[JOB]: Where a line in the listing below contains the word "TradingView", copy that line.

Raw records
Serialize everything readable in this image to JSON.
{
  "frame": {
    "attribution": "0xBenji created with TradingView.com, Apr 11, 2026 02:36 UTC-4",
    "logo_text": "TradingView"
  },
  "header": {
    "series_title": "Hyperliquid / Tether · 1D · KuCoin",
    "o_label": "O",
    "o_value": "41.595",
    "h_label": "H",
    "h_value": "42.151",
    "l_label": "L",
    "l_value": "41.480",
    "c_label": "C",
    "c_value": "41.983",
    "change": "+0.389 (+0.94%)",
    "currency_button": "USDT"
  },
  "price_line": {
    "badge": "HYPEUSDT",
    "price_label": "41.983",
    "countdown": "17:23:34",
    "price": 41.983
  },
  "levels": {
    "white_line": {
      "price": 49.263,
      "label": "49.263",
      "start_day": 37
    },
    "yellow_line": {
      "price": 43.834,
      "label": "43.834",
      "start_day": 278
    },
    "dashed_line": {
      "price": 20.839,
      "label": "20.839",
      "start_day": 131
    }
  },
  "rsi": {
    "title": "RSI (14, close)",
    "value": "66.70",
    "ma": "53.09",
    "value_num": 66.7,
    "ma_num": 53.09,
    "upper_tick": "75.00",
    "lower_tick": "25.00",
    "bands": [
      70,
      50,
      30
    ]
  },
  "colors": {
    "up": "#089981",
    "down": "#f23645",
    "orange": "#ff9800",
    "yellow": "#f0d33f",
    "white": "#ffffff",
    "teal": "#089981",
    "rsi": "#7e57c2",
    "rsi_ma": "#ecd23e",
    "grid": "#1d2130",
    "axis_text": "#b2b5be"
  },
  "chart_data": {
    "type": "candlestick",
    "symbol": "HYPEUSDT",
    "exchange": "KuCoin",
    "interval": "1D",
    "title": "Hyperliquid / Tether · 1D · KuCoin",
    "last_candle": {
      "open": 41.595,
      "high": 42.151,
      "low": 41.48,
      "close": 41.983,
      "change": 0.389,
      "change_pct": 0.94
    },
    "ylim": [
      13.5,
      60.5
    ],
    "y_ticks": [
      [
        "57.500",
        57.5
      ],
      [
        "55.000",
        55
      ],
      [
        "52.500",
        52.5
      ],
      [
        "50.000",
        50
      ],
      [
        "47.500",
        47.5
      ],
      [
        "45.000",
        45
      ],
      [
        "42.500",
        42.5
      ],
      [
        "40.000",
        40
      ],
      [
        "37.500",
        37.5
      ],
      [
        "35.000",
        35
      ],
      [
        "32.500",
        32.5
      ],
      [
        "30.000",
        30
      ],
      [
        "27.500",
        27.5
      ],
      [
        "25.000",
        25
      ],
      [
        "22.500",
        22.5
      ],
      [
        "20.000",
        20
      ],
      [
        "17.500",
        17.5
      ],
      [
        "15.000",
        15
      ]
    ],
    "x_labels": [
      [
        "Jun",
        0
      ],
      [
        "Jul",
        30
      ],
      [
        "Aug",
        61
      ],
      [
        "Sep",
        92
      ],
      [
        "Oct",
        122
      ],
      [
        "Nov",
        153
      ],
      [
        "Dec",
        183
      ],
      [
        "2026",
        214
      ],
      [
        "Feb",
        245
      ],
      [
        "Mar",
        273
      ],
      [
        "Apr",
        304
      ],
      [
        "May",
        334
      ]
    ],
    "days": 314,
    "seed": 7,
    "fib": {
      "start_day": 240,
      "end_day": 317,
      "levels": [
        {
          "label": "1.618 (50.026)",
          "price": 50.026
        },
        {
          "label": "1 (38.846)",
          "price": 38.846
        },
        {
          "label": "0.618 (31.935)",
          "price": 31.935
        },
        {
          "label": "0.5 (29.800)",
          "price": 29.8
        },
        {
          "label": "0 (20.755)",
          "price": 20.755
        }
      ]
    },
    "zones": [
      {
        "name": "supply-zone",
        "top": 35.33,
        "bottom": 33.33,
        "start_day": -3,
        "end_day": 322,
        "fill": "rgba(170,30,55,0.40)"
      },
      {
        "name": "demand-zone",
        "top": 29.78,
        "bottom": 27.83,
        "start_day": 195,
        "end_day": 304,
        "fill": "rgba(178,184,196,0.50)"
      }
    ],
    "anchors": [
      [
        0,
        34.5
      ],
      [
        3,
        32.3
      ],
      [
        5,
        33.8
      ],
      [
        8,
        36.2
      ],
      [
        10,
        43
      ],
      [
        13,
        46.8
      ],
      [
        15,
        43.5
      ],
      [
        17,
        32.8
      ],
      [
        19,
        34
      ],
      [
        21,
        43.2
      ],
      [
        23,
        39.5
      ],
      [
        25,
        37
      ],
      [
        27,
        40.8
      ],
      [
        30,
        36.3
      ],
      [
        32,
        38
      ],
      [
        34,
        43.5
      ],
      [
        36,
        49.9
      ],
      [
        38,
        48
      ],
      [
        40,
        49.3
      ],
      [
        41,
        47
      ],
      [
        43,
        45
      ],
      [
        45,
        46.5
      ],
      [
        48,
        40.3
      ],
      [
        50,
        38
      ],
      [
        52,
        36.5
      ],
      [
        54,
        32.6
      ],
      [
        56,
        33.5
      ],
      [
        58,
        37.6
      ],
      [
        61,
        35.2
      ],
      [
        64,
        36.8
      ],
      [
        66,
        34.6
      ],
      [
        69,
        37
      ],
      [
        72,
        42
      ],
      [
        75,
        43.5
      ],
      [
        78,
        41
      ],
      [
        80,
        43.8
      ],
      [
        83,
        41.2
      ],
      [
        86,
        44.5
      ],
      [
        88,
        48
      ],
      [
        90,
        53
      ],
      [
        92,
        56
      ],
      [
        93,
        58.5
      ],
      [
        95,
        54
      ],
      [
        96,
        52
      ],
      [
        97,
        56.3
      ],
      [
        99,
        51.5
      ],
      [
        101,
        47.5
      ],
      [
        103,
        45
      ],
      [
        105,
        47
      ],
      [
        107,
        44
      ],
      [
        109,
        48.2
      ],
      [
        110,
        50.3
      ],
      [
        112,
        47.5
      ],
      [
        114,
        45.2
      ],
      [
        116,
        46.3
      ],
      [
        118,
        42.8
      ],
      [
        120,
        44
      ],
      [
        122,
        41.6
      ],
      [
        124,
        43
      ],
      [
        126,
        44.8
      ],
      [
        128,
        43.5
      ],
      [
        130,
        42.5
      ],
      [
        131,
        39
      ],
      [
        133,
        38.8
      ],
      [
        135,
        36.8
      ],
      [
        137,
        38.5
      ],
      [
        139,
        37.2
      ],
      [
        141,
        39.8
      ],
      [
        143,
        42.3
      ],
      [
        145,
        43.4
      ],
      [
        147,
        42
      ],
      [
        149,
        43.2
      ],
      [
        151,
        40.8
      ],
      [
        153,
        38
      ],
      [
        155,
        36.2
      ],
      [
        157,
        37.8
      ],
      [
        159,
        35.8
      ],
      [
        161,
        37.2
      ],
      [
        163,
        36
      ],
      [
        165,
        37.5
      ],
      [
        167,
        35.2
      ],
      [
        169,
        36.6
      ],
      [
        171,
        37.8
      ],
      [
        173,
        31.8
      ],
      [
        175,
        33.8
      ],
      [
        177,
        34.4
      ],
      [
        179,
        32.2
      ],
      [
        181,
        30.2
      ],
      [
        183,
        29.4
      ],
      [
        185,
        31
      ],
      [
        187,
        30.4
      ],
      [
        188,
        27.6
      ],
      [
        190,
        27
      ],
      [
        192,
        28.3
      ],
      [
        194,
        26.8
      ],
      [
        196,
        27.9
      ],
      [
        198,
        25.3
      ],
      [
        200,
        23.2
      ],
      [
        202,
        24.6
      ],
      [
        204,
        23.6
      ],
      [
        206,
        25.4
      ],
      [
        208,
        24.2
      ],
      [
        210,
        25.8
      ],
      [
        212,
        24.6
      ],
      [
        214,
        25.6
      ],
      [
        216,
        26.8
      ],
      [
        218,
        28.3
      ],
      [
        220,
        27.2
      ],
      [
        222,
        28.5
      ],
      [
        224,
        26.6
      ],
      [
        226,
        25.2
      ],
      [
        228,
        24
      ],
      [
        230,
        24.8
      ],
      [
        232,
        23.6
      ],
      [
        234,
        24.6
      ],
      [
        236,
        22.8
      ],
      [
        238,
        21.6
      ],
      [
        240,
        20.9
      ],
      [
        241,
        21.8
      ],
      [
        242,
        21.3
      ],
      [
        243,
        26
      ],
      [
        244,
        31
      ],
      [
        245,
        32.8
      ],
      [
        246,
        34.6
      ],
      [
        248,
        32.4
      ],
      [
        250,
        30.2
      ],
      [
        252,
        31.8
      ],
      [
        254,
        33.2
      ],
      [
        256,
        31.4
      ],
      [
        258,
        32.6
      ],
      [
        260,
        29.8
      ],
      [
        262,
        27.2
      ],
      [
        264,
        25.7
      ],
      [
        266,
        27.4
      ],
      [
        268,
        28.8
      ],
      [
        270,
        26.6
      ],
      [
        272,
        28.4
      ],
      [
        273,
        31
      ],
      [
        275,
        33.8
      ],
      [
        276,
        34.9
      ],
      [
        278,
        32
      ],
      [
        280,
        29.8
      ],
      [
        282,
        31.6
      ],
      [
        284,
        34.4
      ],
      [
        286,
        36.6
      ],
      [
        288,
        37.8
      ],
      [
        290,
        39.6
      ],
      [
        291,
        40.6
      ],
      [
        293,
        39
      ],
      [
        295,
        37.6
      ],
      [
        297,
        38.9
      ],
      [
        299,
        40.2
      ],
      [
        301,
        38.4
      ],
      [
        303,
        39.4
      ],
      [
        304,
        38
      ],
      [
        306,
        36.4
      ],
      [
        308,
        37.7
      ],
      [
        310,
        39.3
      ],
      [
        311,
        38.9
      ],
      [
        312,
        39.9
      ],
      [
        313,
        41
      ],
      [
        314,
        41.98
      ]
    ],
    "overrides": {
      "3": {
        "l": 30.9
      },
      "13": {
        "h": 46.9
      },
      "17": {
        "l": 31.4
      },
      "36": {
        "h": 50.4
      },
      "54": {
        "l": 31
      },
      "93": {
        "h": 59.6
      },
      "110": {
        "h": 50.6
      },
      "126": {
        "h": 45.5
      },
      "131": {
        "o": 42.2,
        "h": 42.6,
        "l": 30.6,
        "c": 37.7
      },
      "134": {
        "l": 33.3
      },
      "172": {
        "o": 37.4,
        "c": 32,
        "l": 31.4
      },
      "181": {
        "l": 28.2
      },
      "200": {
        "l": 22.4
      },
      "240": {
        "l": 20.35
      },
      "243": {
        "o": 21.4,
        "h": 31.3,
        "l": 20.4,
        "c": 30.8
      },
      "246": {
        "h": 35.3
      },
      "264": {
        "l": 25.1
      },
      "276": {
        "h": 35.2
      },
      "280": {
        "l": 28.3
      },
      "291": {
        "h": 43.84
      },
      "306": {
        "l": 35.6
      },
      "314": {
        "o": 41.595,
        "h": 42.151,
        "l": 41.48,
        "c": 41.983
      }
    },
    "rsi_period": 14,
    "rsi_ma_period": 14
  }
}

[CORRECT ANSWER]:
    "attribution": "0xBenji created with TradingView.com, Apr 11, 2026 02:36 UTC-4",
    "logo_text": "TradingView"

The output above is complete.